> [GOAL OF THE EXERCISE] Repeat the lines of the data word for word, beginning at the line that contains "year: 34 — [499, 215, 529, 245]" and stopping after the line that contains "body text: (also".

[Element location data]
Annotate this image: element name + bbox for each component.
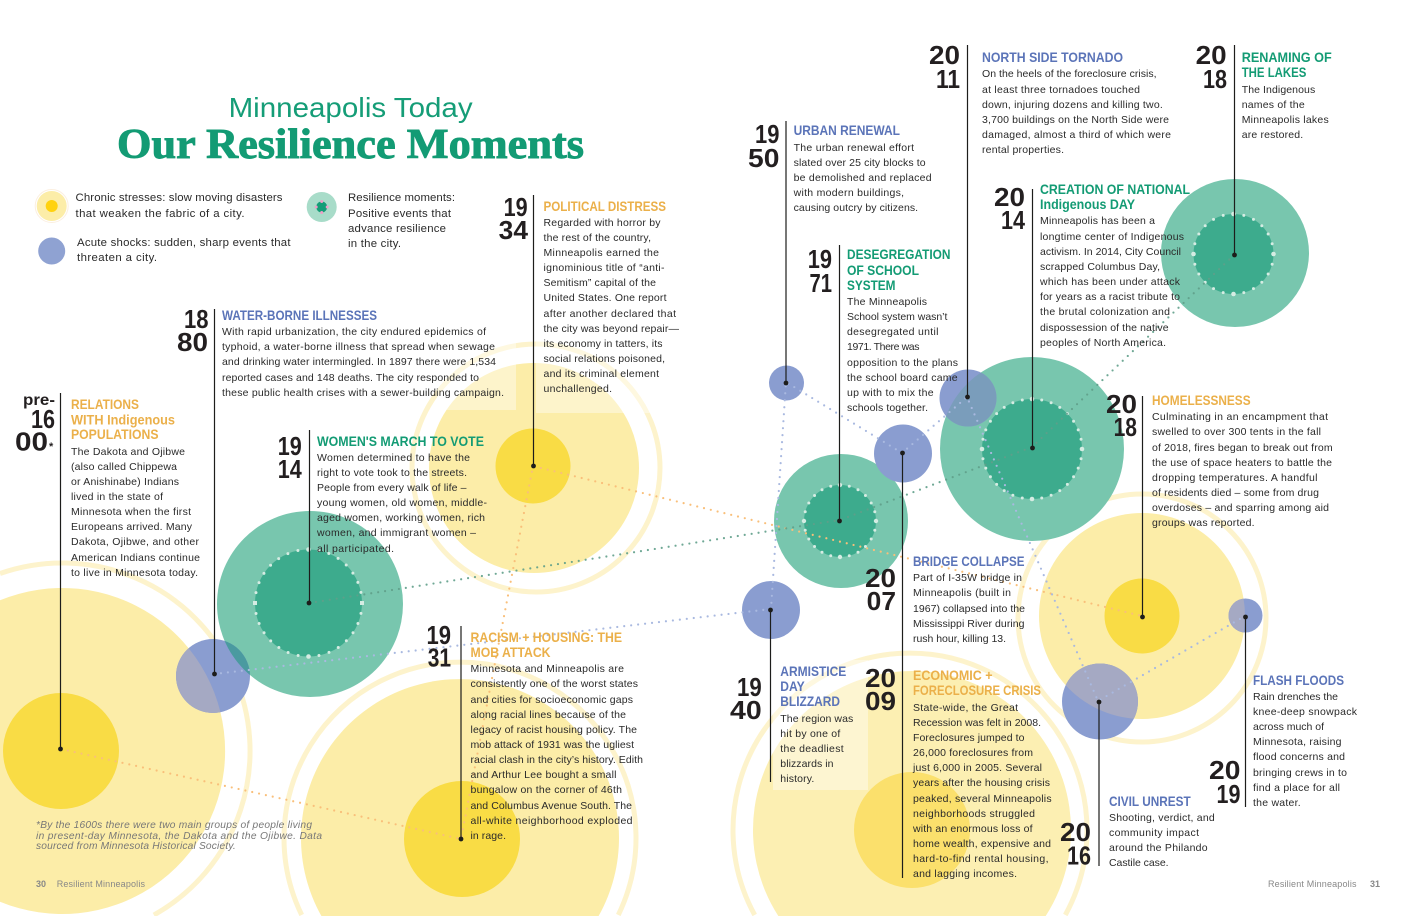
year: 34 — [499, 215, 529, 245]
year: 20 — [1060, 817, 1091, 847]
moment: 1931 racism and housing — [426, 620, 643, 842]
acute shock circle: 1950 — [769, 366, 804, 400]
footnote: in present-day Minnesota, the Dakota and the Ojibwe. Data — [36, 831, 322, 842]
timeline stem — [1140, 396, 1145, 619]
moment: 2011 north side tornado — [929, 40, 1171, 399]
body text: social relations poisoned, — [544, 353, 665, 365]
year: 20 — [994, 182, 1025, 212]
body text: With rapid urbanization, the city endured epidemics of — [222, 326, 486, 338]
body text: along racial lines because of the — [470, 709, 626, 721]
year — [994, 182, 1025, 235]
heading: CIVIL UNREST — [1109, 793, 1191, 809]
moment: 2019 flash floods — [1209, 615, 1358, 809]
year: 16 — [31, 404, 55, 434]
heading: DAY — [780, 678, 805, 694]
body text: home wealth, expensive and — [913, 838, 1051, 850]
year: 07 — [867, 586, 896, 616]
body text: Shooting, verdict, and — [1109, 812, 1215, 824]
timeline stem — [768, 608, 773, 782]
body text: schools together. — [847, 402, 928, 414]
year: 20 — [1106, 389, 1137, 419]
year: 00 — [15, 427, 48, 457]
moment: 2009 economic and foreclosure crisis — [865, 663, 1052, 880]
year: 19 — [426, 620, 451, 650]
acute shock circle: 1940 — [742, 581, 800, 639]
body text: legacy of racist housing policy. The — [470, 724, 637, 736]
body text: Minnesota when the first — [71, 506, 191, 518]
body text: young women, old women, middle- — [317, 497, 488, 509]
body text: Foreclosures jumped to — [913, 732, 1025, 744]
moment: 1914 women's march to vote — [278, 430, 488, 605]
icon: resilience moment — [307, 192, 337, 222]
moment: 1940 armistice day blizzard — [730, 608, 853, 785]
year — [426, 620, 451, 673]
body text: School system wasn’t — [847, 311, 947, 323]
body text: all participated. — [317, 543, 394, 555]
heading: DESEGREGATION — [847, 246, 950, 262]
body text: with an enormous loss of — [912, 823, 1033, 835]
body text: (also called Chippewa — [71, 461, 177, 473]
legend text: chronic stress: that weaken the fabric of a city. — [76, 208, 244, 220]
body text: flood concerns and — [1253, 751, 1345, 763]
green dotted connector — [309, 255, 1234, 603]
year: 19 — [737, 672, 762, 702]
body text — [847, 296, 958, 414]
heading: FORECLOSURE CRISIS — [913, 682, 1041, 698]
body text: the city was beyond repair— — [544, 323, 680, 335]
year — [1060, 817, 1091, 871]
timeline stem — [307, 430, 311, 605]
heading — [913, 667, 1041, 698]
legend text: chronic stress — [76, 192, 283, 220]
timeline stem — [900, 451, 905, 878]
body text: find a place for all — [1253, 782, 1340, 794]
timeline stem — [459, 626, 463, 841]
body text: of 2018, fires began to break out from — [1152, 442, 1333, 454]
body text: The Minneapolis — [847, 296, 927, 308]
title: Our Resilience Moments — [117, 122, 584, 168]
body text: knee-deep snowpack — [1253, 706, 1358, 718]
body text: to live in Minnesota today. — [71, 567, 198, 579]
title — [117, 92, 584, 168]
body text: neighborhoods struggled — [913, 808, 1035, 820]
year — [929, 40, 960, 94]
body text: and lagging incomes. — [913, 868, 1017, 880]
body text: Semitism” capital of the — [544, 277, 656, 289]
heading: MOB ATTACK — [470, 644, 550, 660]
year: 11 — [936, 64, 960, 94]
timeline stem — [212, 309, 217, 676]
body text — [793, 142, 932, 214]
body text: hard-to-find rental housing, — [913, 853, 1048, 865]
body text: typhoid, a water-borne illness that spread when sewage — [222, 341, 495, 353]
year — [748, 119, 779, 173]
year — [1209, 755, 1240, 809]
year — [865, 663, 896, 716]
body text: years after the housing crisis — [913, 777, 1050, 789]
heading: WITH Indigenous — [71, 412, 175, 428]
year: 20 — [865, 663, 896, 693]
chronic stress circle: pre-1600 — [0, 563, 250, 915]
body text: are restored. — [1242, 129, 1303, 141]
timeline stem — [1232, 45, 1237, 257]
moment: 2007 bridge collapse — [865, 451, 1025, 878]
body text: Minneapolis has been a — [1040, 215, 1155, 227]
resilience circle: 1971 — [774, 454, 908, 588]
heading: Indigenous DAY — [1040, 196, 1136, 212]
footer: left page: Resilient Minneapolis — [57, 879, 146, 889]
moment: pre-1600 relations — [15, 392, 200, 751]
body text: Rain drenches the — [1253, 691, 1338, 703]
body text: On the heels of the foreclosure crisis, — [982, 68, 1157, 80]
moment: 2018 renaming of the lakes — [1196, 40, 1332, 257]
body text: lived in the state of — [71, 491, 163, 503]
body text: Minnesota, raising — [1253, 736, 1342, 748]
body text: dropping temperatures. A handful — [1152, 472, 1318, 484]
icon: chronic stress — [35, 190, 68, 222]
body text — [1253, 691, 1358, 809]
year: pre- — [23, 392, 55, 409]
timeline stem — [531, 195, 536, 468]
body text: unchallenged. — [544, 383, 612, 395]
heading: RENAMING OF — [1242, 49, 1332, 65]
body text — [780, 713, 853, 785]
body text: and Columbus Avenue South. The — [470, 800, 632, 812]
body text: and Arthur Lee bought a small — [470, 769, 616, 781]
resilience circle: 2014 — [940, 357, 1124, 541]
body text: the rest of the country, — [544, 232, 651, 244]
heading: WOMEN'S MARCH TO VOTE — [317, 433, 484, 449]
body text: just 6,000 in 2005. Several — [912, 762, 1042, 774]
year: * — [49, 441, 54, 453]
footnote — [36, 820, 322, 852]
timeline stem — [1030, 189, 1035, 450]
body text: swelled to over 300 tents in the fall — [1152, 426, 1321, 438]
legend text: acute shock — [77, 237, 291, 264]
body text: across much of — [1253, 721, 1324, 733]
body text: Minnesota and Minneapolis are — [470, 663, 624, 675]
year — [808, 244, 832, 298]
resilience circle: 1914 — [217, 511, 403, 697]
heading — [780, 663, 846, 709]
body text: Part of I-35W bridge in — [913, 572, 1022, 584]
chronic stress circle: 1931 — [284, 662, 636, 916]
resilience circle: 2018 lakes — [1161, 179, 1309, 327]
body text: slated over 25 city blocks to — [794, 157, 926, 169]
body text: of residents died – some from drug — [1152, 487, 1319, 499]
body text: peoples of North America. — [1040, 337, 1166, 349]
body text — [982, 68, 1171, 156]
timeline stem — [58, 393, 63, 751]
body text: The urban renewal effort — [794, 142, 914, 154]
body text: names of the — [1242, 99, 1305, 111]
body text: bungalow on the corner of 46th — [470, 784, 622, 796]
orange dotted connector — [61, 466, 1142, 839]
year: 40 — [730, 695, 762, 725]
body text: dispossession of the native — [1040, 322, 1169, 334]
year — [1196, 40, 1227, 94]
heading: WATER-BORNE ILLNESSES — [222, 307, 377, 323]
body text: activism. In 2014, City Council — [1040, 246, 1181, 258]
body text: rush hour, killing 13. — [913, 633, 1006, 645]
body text: damaged, almost a third of which were — [982, 129, 1171, 141]
heading: FLASH FLOODS — [1253, 672, 1344, 688]
year — [1106, 389, 1137, 442]
acute shock circle: 1880 — [176, 639, 250, 713]
legend — [35, 190, 455, 264]
body text: the use of space heaters to battle the — [1152, 457, 1332, 469]
moment: 2016 civil unrest — [1060, 700, 1215, 871]
body text: the brutal colonization and — [1040, 306, 1170, 318]
body text: which has been under attack — [1039, 276, 1181, 288]
year: 18 — [1203, 64, 1227, 94]
body text: in rage. — [470, 830, 506, 842]
acute shock circle: 2011 — [940, 370, 996, 426]
heading: POPULATIONS — [71, 426, 158, 442]
footer: right page: 31 — [1370, 879, 1380, 889]
heading — [1242, 49, 1332, 80]
footnote: sourced from Minnesota Historical Society. — [36, 841, 236, 852]
timeline stem — [1243, 615, 1248, 807]
year — [15, 392, 55, 457]
body text: the deadliest — [780, 743, 844, 755]
heading: POLITICAL DISTRESS — [544, 198, 666, 214]
body text: be demolished and replaced — [794, 172, 932, 184]
year: 20 — [1196, 40, 1227, 70]
icon: acute shock — [38, 238, 65, 264]
chronic stress circle: 2009 — [733, 653, 1087, 916]
body text: 1971. There was — [847, 341, 920, 353]
body text: American Indians continue — [71, 552, 200, 564]
body text: around the Philando — [1109, 842, 1208, 854]
body text: Castile case. — [1109, 857, 1169, 869]
body text — [316, 452, 488, 555]
timeline stem — [965, 45, 970, 399]
body text: or Anishinabe) Indians — [71, 476, 179, 488]
year: 19 — [808, 244, 832, 274]
body text: Recession was felt in 2008. — [913, 717, 1041, 729]
body text: State-wide, the Great — [913, 702, 1018, 714]
body text: Mississippi River during — [913, 618, 1025, 630]
heading: HOMELESSNESS — [1152, 392, 1251, 408]
footnote: *By the 1600s there were two main groups of people living — [36, 820, 312, 831]
body text: 26,000 foreclosures from — [913, 747, 1033, 759]
legend text: resilience moments: Resilience moments: — [348, 192, 455, 204]
body text: the water. — [1253, 797, 1301, 809]
body text: longtime center of Indigenous — [1040, 231, 1184, 243]
year: 18 — [184, 304, 208, 334]
year: 19 — [278, 431, 302, 461]
body text: Minneapolis lakes — [1242, 114, 1329, 126]
body text — [544, 217, 680, 395]
body text: and its criminal element — [544, 368, 659, 380]
heading: BRIDGE COLLAPSE — [913, 553, 1024, 569]
body text: 3,700 buildings on the North Side were — [982, 114, 1169, 126]
body text — [912, 702, 1052, 880]
body text: desegregated until — [847, 326, 938, 338]
heading — [470, 629, 622, 660]
timeline stem — [837, 245, 842, 523]
body text — [222, 326, 504, 399]
chronic stress circle: 2018 homelessness — [1018, 494, 1266, 742]
legend text: chronic stress: Chronic stresses: slow moving disasters — [76, 192, 283, 204]
year — [865, 563, 896, 616]
body text: causing outcry by citizens. — [794, 202, 918, 214]
body text: racial clash in the city’s history. Edith — [470, 754, 643, 766]
timeline stem — [1097, 700, 1101, 866]
body text: Minneapolis earned the — [544, 247, 659, 259]
body text: and drinking water intermingled. In 1897 there were 1,534 — [222, 356, 496, 368]
body text: The region was — [780, 713, 853, 725]
acute shock circle: 2016 — [1062, 664, 1138, 740]
heading: CREATION OF NATIONAL — [1040, 181, 1190, 197]
year: 14 — [1001, 205, 1025, 235]
body text: Regarded with horror by — [544, 217, 661, 229]
title: Minneapolis Today — [229, 92, 473, 123]
body text: 1967) collapsed into the — [913, 603, 1025, 615]
body text: Culminating in an encampment that — [1152, 411, 1328, 423]
year — [730, 672, 762, 725]
year: 19 — [1216, 779, 1240, 809]
heading: RACISM + HOUSING: THE — [470, 629, 622, 645]
body text — [1039, 215, 1184, 349]
body text — [470, 663, 643, 842]
year — [177, 304, 208, 357]
heading: ARMISTICE — [780, 663, 846, 679]
body text: consistently one of the worst states — [470, 678, 638, 690]
heading — [71, 396, 175, 442]
body text: hit by one of — [780, 728, 840, 740]
moment: 1934 political distress — [499, 192, 680, 468]
moment: 1971 desegregation — [808, 244, 958, 523]
body text: community impact — [1109, 827, 1199, 839]
year: 20 — [929, 40, 960, 70]
year: 71 — [810, 268, 832, 298]
body text: right to vote took to the streets. — [317, 467, 467, 479]
translucent text backing boxes — [437, 308, 868, 790]
body text: after another declared that — [544, 308, 676, 320]
legend text: resilience moments: Positive events that — [348, 208, 452, 220]
chronic stress circle: 1934 — [412, 344, 660, 592]
heading: ECONOMIC + — [913, 667, 993, 683]
body text: bringing crews in to — [1253, 767, 1347, 779]
body text: Europeans arrived. Many — [71, 521, 193, 533]
heading: BLIZZARD — [780, 693, 840, 709]
body text: all-white neighborhood exploded — [470, 815, 633, 827]
year: 09 — [865, 686, 896, 716]
year: 19 — [504, 192, 528, 222]
blue dotted connector — [214, 382, 1245, 701]
acute shock circle: 2019 — [1228, 598, 1262, 632]
heading: THE LAKES — [1242, 64, 1306, 80]
footer: right page: Resilient Minneapolis — [1268, 879, 1357, 889]
year: 50 — [748, 143, 779, 173]
body text: down, injuring dozens and killing two. — [982, 99, 1163, 111]
body text: peaked, several Minneapolis — [913, 793, 1052, 805]
body text: with modern buildings, — [793, 187, 904, 199]
year: 16 — [1067, 841, 1091, 871]
body text: Dakota, Ojibwe, and other — [71, 536, 200, 548]
body text: Minneapolis (built in — [913, 587, 1011, 599]
heading: NORTH SIDE TORNADO — [982, 49, 1123, 65]
legend text: resilience moments — [348, 192, 455, 250]
legend text: resilience moments: advance resilience — [348, 223, 446, 235]
body text: blizzards in — [780, 758, 834, 770]
body text: overdoses – and sparring among aid — [1152, 502, 1329, 514]
year: 18 — [1114, 412, 1137, 442]
year: 14 — [278, 454, 302, 484]
body text: history. — [780, 773, 814, 785]
heading — [847, 246, 950, 293]
body text: up with to mix the — [847, 387, 934, 399]
body text: for years as a racist tribute to — [1040, 291, 1180, 303]
body text: The Indigenous — [1242, 84, 1315, 96]
body text: rental properties. — [982, 144, 1064, 156]
heading: URBAN RENEWAL — [794, 122, 900, 138]
year: 19 — [755, 119, 779, 149]
body text: The Dakota and Ojibwe — [71, 446, 185, 458]
body text — [1152, 411, 1333, 529]
legend text: acute shock: Acute shocks: sudden, sharp events that — [77, 237, 291, 249]
moment: 1880 water-borne illnesses — [177, 304, 504, 676]
moment: 2014 national Indigenous day — [994, 181, 1190, 450]
legend text: acute shock: threaten a city. — [77, 252, 157, 264]
year — [278, 431, 302, 484]
body text — [1242, 84, 1329, 141]
moment: 1950 urban renewal — [748, 119, 932, 385]
year: 80 — [177, 327, 208, 357]
footer: left page: 30 — [36, 879, 46, 889]
moment: 2018 homelessness — [1106, 389, 1333, 619]
heading: OF SCHOOL — [847, 262, 919, 278]
timeline stem — [784, 121, 788, 385]
body text: women, and immigrant women – — [316, 527, 476, 539]
body text: People from every walk of life – — [317, 482, 467, 494]
heading: SYSTEM — [847, 277, 896, 293]
heading: RELATIONS — [71, 396, 139, 412]
year: 20 — [1209, 755, 1240, 785]
acute shock circle: 2007 — [874, 424, 932, 482]
legend text: resilience moments: in the city. — [348, 238, 401, 250]
body text: these public health crises with a sewer-building campaign. — [222, 387, 504, 399]
body text: its economy in tatters, its — [544, 338, 662, 350]
year — [499, 192, 529, 245]
body text: reported cases and 148 deaths. The city responded to — [222, 372, 479, 384]
body text — [1109, 812, 1215, 869]
body text: scrapped Columbus Day, — [1040, 261, 1160, 273]
body text: opposition to the plans — [847, 357, 958, 369]
body text: mob attack of 1931 was the ugliest — [470, 739, 634, 751]
body text: aged women, working women, rich — [317, 512, 485, 524]
body text: Women determined to have the — [317, 452, 470, 464]
year: 20 — [865, 563, 896, 593]
body text: the school board came — [847, 372, 958, 384]
body text: groups was reported. — [1152, 517, 1255, 529]
body text — [913, 572, 1025, 645]
heading — [1040, 181, 1190, 212]
body text: United States. One report — [544, 292, 667, 304]
year: 31 — [428, 643, 451, 673]
body text: ignominious title of “anti- — [544, 262, 665, 274]
body text: and cities for socioeconomic gaps — [470, 694, 633, 706]
body text: at least three tornadoes touched — [982, 84, 1140, 96]
body text — [71, 446, 200, 579]
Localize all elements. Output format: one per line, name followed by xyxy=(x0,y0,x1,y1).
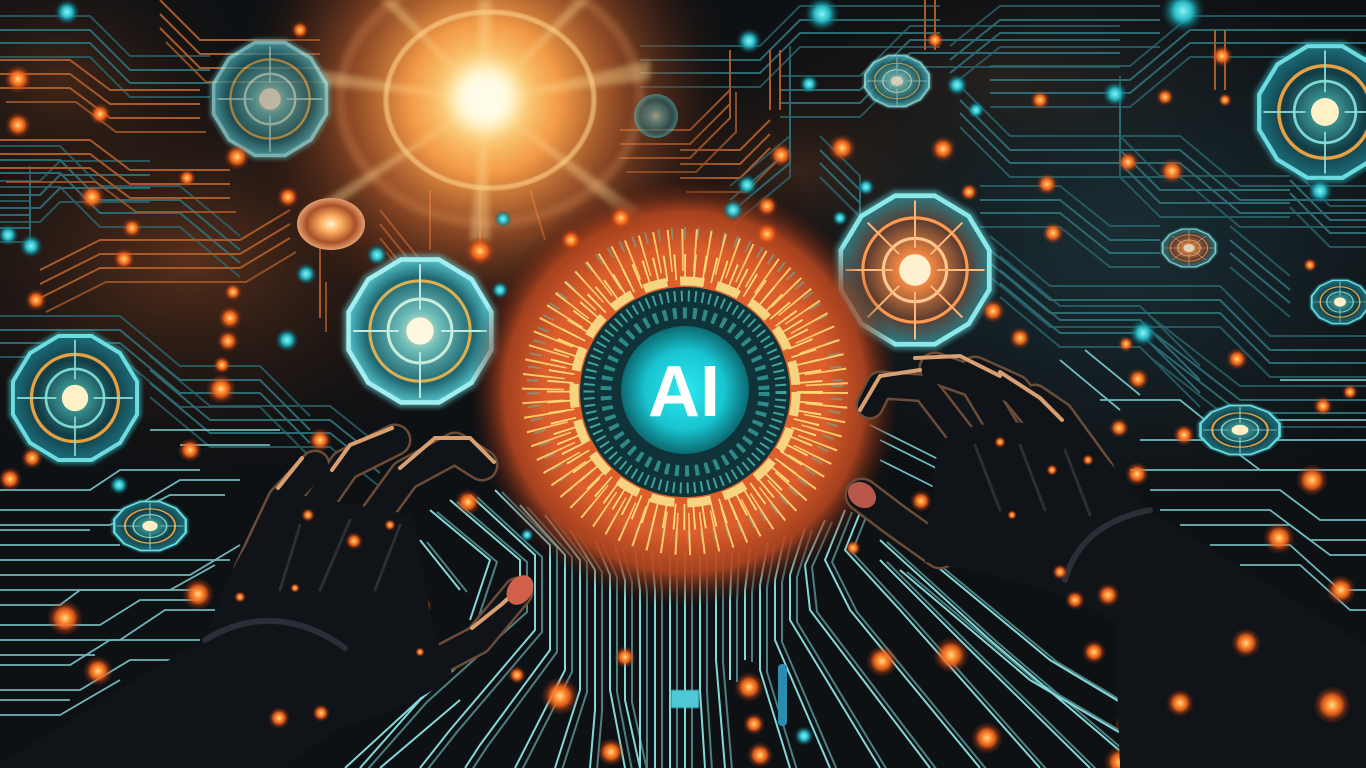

> [OUTPUT BELOW]
year: 34 — [499, 215, 529, 245]
year: 20 — [1060, 817, 1091, 847]
moment: 1931 racism and housing — [426, 620, 643, 842]
acute shock circle: 1950 — [769, 366, 804, 400]
footnote: in present-day Minnesota, the Dakota and the Ojibwe. Data — [36, 831, 322, 842]
timeline stem — [1140, 396, 1145, 619]
moment: 2011 north side tornado — [929, 40, 1171, 399]
body text: social relations poisoned, — [544, 353, 665, 365]
year: 20 — [994, 182, 1025, 212]
body text: With rapid urbanization, the city endured epidemics of — [222, 326, 486, 338]
body text: along racial lines because of the — [470, 709, 626, 721]
year — [994, 182, 1025, 235]
heading: CIVIL UNREST — [1109, 793, 1191, 809]
moment: 2019 flash floods — [1209, 615, 1358, 809]
year: 16 — [31, 404, 55, 434]
heading: DAY — [780, 678, 805, 694]
body text: home wealth, expensive and — [913, 838, 1051, 850]
year: 07 — [867, 586, 896, 616]
body text: Shooting, verdict, and — [1109, 812, 1215, 824]
timeline stem — [768, 608, 773, 782]
body text: schools together. — [847, 402, 928, 414]
year: 20 — [1106, 389, 1137, 419]
year: 00 — [15, 427, 48, 457]
moment: 2009 economic and foreclosure crisis — [865, 663, 1052, 880]
year: 19 — [426, 620, 451, 650]
acute shock circle: 1940 — [742, 581, 800, 639]
body text: legacy of racist housing policy. The — [470, 724, 637, 736]
body text: Minnesota when the first — [71, 506, 191, 518]
body text: young women, old women, middle- — [317, 497, 488, 509]
body text: Foreclosures jumped to — [913, 732, 1025, 744]
moment: 1914 women's march to vote — [278, 430, 488, 605]
icon: resilience moment — [307, 192, 337, 222]
moment: 1940 armistice day blizzard — [730, 608, 853, 785]
year — [426, 620, 451, 673]
body text: School system wasn’t — [847, 311, 947, 323]
body text: all participated. — [317, 543, 394, 555]
heading: DESEGREGATION — [847, 246, 950, 262]
body text: with an enormous loss of — [912, 823, 1033, 835]
body text: (also called Chippewa — [71, 461, 177, 473]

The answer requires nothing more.